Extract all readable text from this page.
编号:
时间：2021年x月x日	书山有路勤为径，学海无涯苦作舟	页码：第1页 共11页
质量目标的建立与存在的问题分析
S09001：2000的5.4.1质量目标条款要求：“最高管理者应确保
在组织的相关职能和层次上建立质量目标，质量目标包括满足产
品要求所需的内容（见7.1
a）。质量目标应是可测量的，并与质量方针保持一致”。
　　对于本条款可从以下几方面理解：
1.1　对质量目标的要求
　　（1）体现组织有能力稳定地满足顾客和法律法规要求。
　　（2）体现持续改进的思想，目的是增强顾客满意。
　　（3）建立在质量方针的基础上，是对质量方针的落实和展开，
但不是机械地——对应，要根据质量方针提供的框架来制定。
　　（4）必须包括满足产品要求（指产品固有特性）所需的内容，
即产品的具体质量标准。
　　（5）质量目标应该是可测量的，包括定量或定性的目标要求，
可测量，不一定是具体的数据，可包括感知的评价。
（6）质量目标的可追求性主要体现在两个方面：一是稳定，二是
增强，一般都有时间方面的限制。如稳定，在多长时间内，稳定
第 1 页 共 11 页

########

- PROBLEM
All of the records must be repeated exactly.

- ANSWER FOR THIS EXERCISE
Extract all readable text from this page.
编号:
时间：2021年x月x日	书山有路勤为径，学海无涯苦作舟	页码：第1页 共11页
质量目标的建立与存在的问题分析
S09001：2000的5.4.1质量目标条款要求：“最高管理者应确保
在组织的相关职能和层次上建立质量目标，质量目标包括满足产
品要求所需的内容（见7.1
a）。质量目标应是可测量的，并与质量方针保持一致”。
　　对于本条款可从以下几方面理解：
1.1　对质量目标的要求
　　（1）体现组织有能力稳定地满足顾客和法律法规要求。
　　（2）体现持续改进的思想，目的是增强顾客满意。
　　（3）建立在质量方针的基础上，是对质量方针的落实和展开，
但不是机械地——对应，要根据质量方针提供的框架来制定。
　　（4）必须包括满足产品要求（指产品固有特性）所需的内容，
即产品的具体质量标准。
　　（5）质量目标应该是可测量的，包括定量或定性的目标要求，
可测量，不一定是具体的数据，可包括感知的评价。
（6）质量目标的可追求性主要体现在两个方面：一是稳定，二是
增强，一般都有时间方面的限制。如稳定，在多长时间内，稳定
第 1 页 共 11 页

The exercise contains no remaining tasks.